Collected data:
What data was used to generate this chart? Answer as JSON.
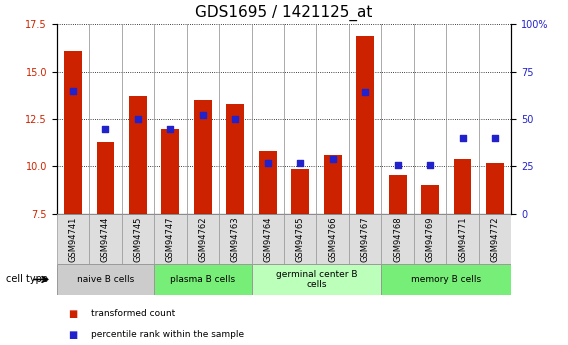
{
  "title": "GDS1695 / 1421125_at",
  "samples": [
    "GSM94741",
    "GSM94744",
    "GSM94745",
    "GSM94747",
    "GSM94762",
    "GSM94763",
    "GSM94764",
    "GSM94765",
    "GSM94766",
    "GSM94767",
    "GSM94768",
    "GSM94769",
    "GSM94771",
    "GSM94772"
  ],
  "bar_values": [
    16.1,
    11.3,
    13.7,
    12.0,
    13.5,
    13.3,
    10.8,
    9.85,
    10.6,
    16.9,
    9.55,
    9.0,
    10.4,
    10.2
  ],
  "dot_values": [
    65,
    45,
    50,
    45,
    52,
    50,
    27,
    27,
    29,
    64,
    26,
    26,
    40,
    40
  ],
  "bar_color": "#cc2200",
  "dot_color": "#2222cc",
  "ylim_left": [
    7.5,
    17.5
  ],
  "ylim_right": [
    0,
    100
  ],
  "yticks_left": [
    7.5,
    10.0,
    12.5,
    15.0,
    17.5
  ],
  "yticks_right": [
    0,
    25,
    50,
    75,
    100
  ],
  "ytick_labels_right": [
    "0",
    "25",
    "50",
    "75",
    "100%"
  ],
  "cell_groups": [
    {
      "label": "naive B cells",
      "start": 0,
      "end": 2,
      "color": "#cccccc"
    },
    {
      "label": "plasma B cells",
      "start": 3,
      "end": 5,
      "color": "#77ee77"
    },
    {
      "label": "germinal center B\ncells",
      "start": 6,
      "end": 9,
      "color": "#bbffbb"
    },
    {
      "label": "memory B cells",
      "start": 10,
      "end": 13,
      "color": "#77ee77"
    }
  ],
  "cell_type_label": "cell type",
  "legend_bar_label": "transformed count",
  "legend_dot_label": "percentile rank within the sample",
  "background_color": "#ffffff",
  "title_fontsize": 11,
  "tick_fontsize": 7,
  "bar_width": 0.55
}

What is required: Without the pictures, return each entry exactly as given.

The completed task:
What data was used to generate this chart? Answer as JSON.
{
  "title": "GDS1695 / 1421125_at",
  "samples": [
    "GSM94741",
    "GSM94744",
    "GSM94745",
    "GSM94747",
    "GSM94762",
    "GSM94763",
    "GSM94764",
    "GSM94765",
    "GSM94766",
    "GSM94767",
    "GSM94768",
    "GSM94769",
    "GSM94771",
    "GSM94772"
  ],
  "bar_values": [
    16.1,
    11.3,
    13.7,
    12.0,
    13.5,
    13.3,
    10.8,
    9.85,
    10.6,
    16.9,
    9.55,
    9.0,
    10.4,
    10.2
  ],
  "dot_values": [
    65,
    45,
    50,
    45,
    52,
    50,
    27,
    27,
    29,
    64,
    26,
    26,
    40,
    40
  ],
  "bar_color": "#cc2200",
  "dot_color": "#2222cc",
  "ylim_left": [
    7.5,
    17.5
  ],
  "ylim_right": [
    0,
    100
  ],
  "yticks_left": [
    7.5,
    10.0,
    12.5,
    15.0,
    17.5
  ],
  "yticks_right": [
    0,
    25,
    50,
    75,
    100
  ],
  "ytick_labels_right": [
    "0",
    "25",
    "50",
    "75",
    "100%"
  ],
  "cell_groups": [
    {
      "label": "naive B cells",
      "start": 0,
      "end": 2,
      "color": "#cccccc"
    },
    {
      "label": "plasma B cells",
      "start": 3,
      "end": 5,
      "color": "#77ee77"
    },
    {
      "label": "germinal center B\ncells",
      "start": 6,
      "end": 9,
      "color": "#bbffbb"
    },
    {
      "label": "memory B cells",
      "start": 10,
      "end": 13,
      "color": "#77ee77"
    }
  ],
  "cell_type_label": "cell type",
  "legend_bar_label": "transformed count",
  "legend_dot_label": "percentile rank within the sample",
  "background_color": "#ffffff",
  "title_fontsize": 11,
  "tick_fontsize": 7,
  "bar_width": 0.55
}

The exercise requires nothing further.